The Legal Services Board (LSB) today announces the appointment of Rod Bulmer and Shrinivas Honap ACA as new lay members of the Office for Legal Complaints (OLC).
These appointments have been made by the Legal Services Board in accordance with the Legal Services Act 2007.
Commenting on the appointment, Dr Helen Phillips said:
“I am delighted to congratulate Rod and Shrinivas on their appointments to the Office for Legal Complaints (OLC).
I offer them my sincere congratulations and I know that their experiences in many diverse areas will significantly benefit the working of the OLC, the Legal Ombudsman (LeO) and the interest of the consumer of legal services.
I would also like to thank the outgoing members for their invaluable contribution to the ongoing development of the Legal Ombudsman.”
For further information, please contact our press office on 020 7271 0068.
Notes for editors:
- The Legal Services Act 2007 (the Act) requires the Legal Services Board (LSB) to appoint the Chair and Members of the Office for Legal Complaints (OLC) [Schedule 15 of the Act].
- The OLC is responsible for establishing and administering the Legal Ombudsman for England and Wales – the independent and impartial complaints resolution body for the legal sector.
- The Legal Ombudsman for England and Wales, as set up by the OLC (its Board), is independent and impartial. This means that when the service receives a complaint, it will look at the facts in each case and weigh-up both sides of the story. The Ombudsman is not a consumer champion or part of the legal profession, and is also independent of Government. There is no cost to the taxpayer.

TASK SET:
1. Answer these questions from the announcement:
(a) Who were appointed as new lay members of the Office for Legal Complaints?
(b) Which schedule of the Legal Services Act 2007 requires the Legal Services Board to appoint the Chair and Members of the Office for Legal Complaints?
(c) What cost to the taxpayer does the Legal Ombudsman involve?
2. Write out the passage of the announcement starting with "Commenting on the" and going on through "of the Act].".
The entries come from a source unrelated to the announcement.

DATA RECORDS:

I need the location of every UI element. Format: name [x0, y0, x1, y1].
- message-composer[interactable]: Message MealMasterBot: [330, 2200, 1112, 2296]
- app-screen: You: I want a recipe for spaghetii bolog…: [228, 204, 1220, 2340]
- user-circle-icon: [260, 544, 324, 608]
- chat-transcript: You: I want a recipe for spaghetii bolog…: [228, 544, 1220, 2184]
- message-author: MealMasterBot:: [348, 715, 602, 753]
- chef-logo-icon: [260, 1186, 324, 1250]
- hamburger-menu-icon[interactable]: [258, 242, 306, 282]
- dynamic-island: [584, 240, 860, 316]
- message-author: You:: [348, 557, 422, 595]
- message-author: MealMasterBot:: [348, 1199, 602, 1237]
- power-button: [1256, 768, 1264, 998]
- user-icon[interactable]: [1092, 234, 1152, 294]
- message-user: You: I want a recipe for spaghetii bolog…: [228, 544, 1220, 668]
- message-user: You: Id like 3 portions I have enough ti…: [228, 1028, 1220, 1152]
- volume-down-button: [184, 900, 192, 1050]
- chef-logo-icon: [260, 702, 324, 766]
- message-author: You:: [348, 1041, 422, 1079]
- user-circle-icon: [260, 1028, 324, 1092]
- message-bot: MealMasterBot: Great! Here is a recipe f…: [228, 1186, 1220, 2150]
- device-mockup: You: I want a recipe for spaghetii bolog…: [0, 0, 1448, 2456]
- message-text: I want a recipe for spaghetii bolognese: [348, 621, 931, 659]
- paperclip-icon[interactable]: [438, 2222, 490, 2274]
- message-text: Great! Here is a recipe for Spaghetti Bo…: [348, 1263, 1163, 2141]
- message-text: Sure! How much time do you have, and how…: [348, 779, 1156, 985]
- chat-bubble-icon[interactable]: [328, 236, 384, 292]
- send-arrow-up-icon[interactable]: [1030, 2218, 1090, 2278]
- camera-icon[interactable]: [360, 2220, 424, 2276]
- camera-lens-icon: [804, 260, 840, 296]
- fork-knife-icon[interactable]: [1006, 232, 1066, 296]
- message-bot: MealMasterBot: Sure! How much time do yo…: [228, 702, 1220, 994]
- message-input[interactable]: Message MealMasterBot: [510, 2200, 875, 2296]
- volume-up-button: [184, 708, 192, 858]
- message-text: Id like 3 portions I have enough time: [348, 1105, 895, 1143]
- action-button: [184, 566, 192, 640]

ANSWERS IN ORDER:
1.
(a) Rod Bulmer and Shrinivas Honap ACA
(b) Schedule 15
(c) None

2.
Commenting on the appointment, Dr Helen Phillips said:
“I am delighted to congratulate Rod and Shrinivas on their appointments to the Office for Legal Complaints (OLC).
I offer them my sincere congratulations and I know that their experiences in many diverse areas will significantly benefit the working of the OLC, the Legal Ombudsman (LeO) and the interest of the consumer of legal services.
I would also like to thank the outgoing members for their invaluable contribution to the ongoing development of the Legal Ombudsman.”
For further information, please contact our press office on 020 7271 0068.
Notes for editors:
- The Legal Services Act 2007 (the Act) requires the Legal Services Board (LSB) to appoint the Chair and Members of the Office for Legal Complaints (OLC) [Schedule 15 of the Act].